Exercise input:
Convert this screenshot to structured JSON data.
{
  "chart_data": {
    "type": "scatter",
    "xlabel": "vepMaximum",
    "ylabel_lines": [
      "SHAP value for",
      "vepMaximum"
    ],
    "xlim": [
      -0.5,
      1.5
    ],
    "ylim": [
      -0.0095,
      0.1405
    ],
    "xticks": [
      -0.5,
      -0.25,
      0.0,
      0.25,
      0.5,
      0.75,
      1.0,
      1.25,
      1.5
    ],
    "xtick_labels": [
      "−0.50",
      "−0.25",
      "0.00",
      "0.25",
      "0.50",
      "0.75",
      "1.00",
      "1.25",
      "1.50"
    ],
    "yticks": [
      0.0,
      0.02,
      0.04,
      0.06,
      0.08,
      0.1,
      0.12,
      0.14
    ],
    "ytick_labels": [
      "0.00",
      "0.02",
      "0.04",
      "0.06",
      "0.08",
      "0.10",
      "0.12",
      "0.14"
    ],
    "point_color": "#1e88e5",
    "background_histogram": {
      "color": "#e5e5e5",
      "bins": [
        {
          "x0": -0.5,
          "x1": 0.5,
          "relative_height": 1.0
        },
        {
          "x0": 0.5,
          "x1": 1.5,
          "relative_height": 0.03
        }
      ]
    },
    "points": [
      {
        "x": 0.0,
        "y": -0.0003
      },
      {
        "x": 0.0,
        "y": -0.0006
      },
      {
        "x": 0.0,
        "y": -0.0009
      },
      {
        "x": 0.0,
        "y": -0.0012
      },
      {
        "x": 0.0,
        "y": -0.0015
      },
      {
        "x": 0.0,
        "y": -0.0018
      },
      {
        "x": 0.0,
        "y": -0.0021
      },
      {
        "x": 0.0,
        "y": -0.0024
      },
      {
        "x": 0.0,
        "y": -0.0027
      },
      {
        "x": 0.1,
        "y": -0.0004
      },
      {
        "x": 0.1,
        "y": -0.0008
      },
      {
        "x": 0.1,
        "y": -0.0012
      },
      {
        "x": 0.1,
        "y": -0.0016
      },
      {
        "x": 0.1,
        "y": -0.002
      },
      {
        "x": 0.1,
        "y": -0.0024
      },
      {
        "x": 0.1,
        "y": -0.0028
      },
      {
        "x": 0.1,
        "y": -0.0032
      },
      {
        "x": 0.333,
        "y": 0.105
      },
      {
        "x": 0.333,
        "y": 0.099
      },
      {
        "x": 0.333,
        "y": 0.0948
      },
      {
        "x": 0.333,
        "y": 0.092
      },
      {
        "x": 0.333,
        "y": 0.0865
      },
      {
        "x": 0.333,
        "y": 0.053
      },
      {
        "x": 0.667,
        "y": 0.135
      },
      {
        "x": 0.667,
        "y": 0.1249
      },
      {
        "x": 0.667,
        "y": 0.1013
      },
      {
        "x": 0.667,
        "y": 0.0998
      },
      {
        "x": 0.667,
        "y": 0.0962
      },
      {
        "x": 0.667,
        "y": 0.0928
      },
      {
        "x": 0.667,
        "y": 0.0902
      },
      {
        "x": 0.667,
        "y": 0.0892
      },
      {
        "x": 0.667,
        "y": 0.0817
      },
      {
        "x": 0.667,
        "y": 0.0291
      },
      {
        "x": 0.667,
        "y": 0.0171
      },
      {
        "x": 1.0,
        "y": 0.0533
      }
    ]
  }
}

Problem description:
Nothing should be left out: repeat all of the data exactly.

Problem solution:
Convert this screenshot to structured JSON data.
{
  "chart_data": {
    "type": "scatter",
    "xlabel": "vepMaximum",
    "ylabel_lines": [
      "SHAP value for",
      "vepMaximum"
    ],
    "xlim": [
      -0.5,
      1.5
    ],
    "ylim": [
      -0.0095,
      0.1405
    ],
    "xticks": [
      -0.5,
      -0.25,
      0.0,
      0.25,
      0.5,
      0.75,
      1.0,
      1.25,
      1.5
    ],
    "xtick_labels": [
      "−0.50",
      "−0.25",
      "0.00",
      "0.25",
      "0.50",
      "0.75",
      "1.00",
      "1.25",
      "1.50"
    ],
    "yticks": [
      0.0,
      0.02,
      0.04,
      0.06,
      0.08,
      0.1,
      0.12,
      0.14
    ],
    "ytick_labels": [
      "0.00",
      "0.02",
      "0.04",
      "0.06",
      "0.08",
      "0.10",
      "0.12",
      "0.14"
    ],
    "point_color": "#1e88e5",
    "background_histogram": {
      "color": "#e5e5e5",
      "bins": [
        {
          "x0": -0.5,
          "x1": 0.5,
          "relative_height": 1.0
        },
        {
          "x0": 0.5,
          "x1": 1.5,
          "relative_height": 0.03
        }
      ]
    },
    "points": [
      {
        "x": 0.0,
        "y": -0.0003
      },
      {
        "x": 0.0,
        "y": -0.0006
      },
      {
        "x": 0.0,
        "y": -0.0009
      },
      {
        "x": 0.0,
        "y": -0.0012
      },
      {
        "x": 0.0,
        "y": -0.0015
      },
      {
        "x": 0.0,
        "y": -0.0018
      },
      {
        "x": 0.0,
        "y": -0.0021
      },
      {
        "x": 0.0,
        "y": -0.0024
      },
      {
        "x": 0.0,
        "y": -0.0027
      },
      {
        "x": 0.1,
        "y": -0.0004
      },
      {
        "x": 0.1,
        "y": -0.0008
      },
      {
        "x": 0.1,
        "y": -0.0012
      },
      {
        "x": 0.1,
        "y": -0.0016
      },
      {
        "x": 0.1,
        "y": -0.002
      },
      {
        "x": 0.1,
        "y": -0.0024
      },
      {
        "x": 0.1,
        "y": -0.0028
      },
      {
        "x": 0.1,
        "y": -0.0032
      },
      {
        "x": 0.333,
        "y": 0.105
      },
      {
        "x": 0.333,
        "y": 0.099
      },
      {
        "x": 0.333,
        "y": 0.0948
      },
      {
        "x": 0.333,
        "y": 0.092
      },
      {
        "x": 0.333,
        "y": 0.0865
      },
      {
        "x": 0.333,
        "y": 0.053
      },
      {
        "x": 0.667,
        "y": 0.135
      },
      {
        "x": 0.667,
        "y": 0.1249
      },
      {
        "x": 0.667,
        "y": 0.1013
      },
      {
        "x": 0.667,
        "y": 0.0998
      },
      {
        "x": 0.667,
        "y": 0.0962
      },
      {
        "x": 0.667,
        "y": 0.0928
      },
      {
        "x": 0.667,
        "y": 0.0902
      },
      {
        "x": 0.667,
        "y": 0.0892
      },
      {
        "x": 0.667,
        "y": 0.0817
      },
      {
        "x": 0.667,
        "y": 0.0291
      },
      {
        "x": 0.667,
        "y": 0.0171
      },
      {
        "x": 1.0,
        "y": 0.0533
      }
    ]
  }
}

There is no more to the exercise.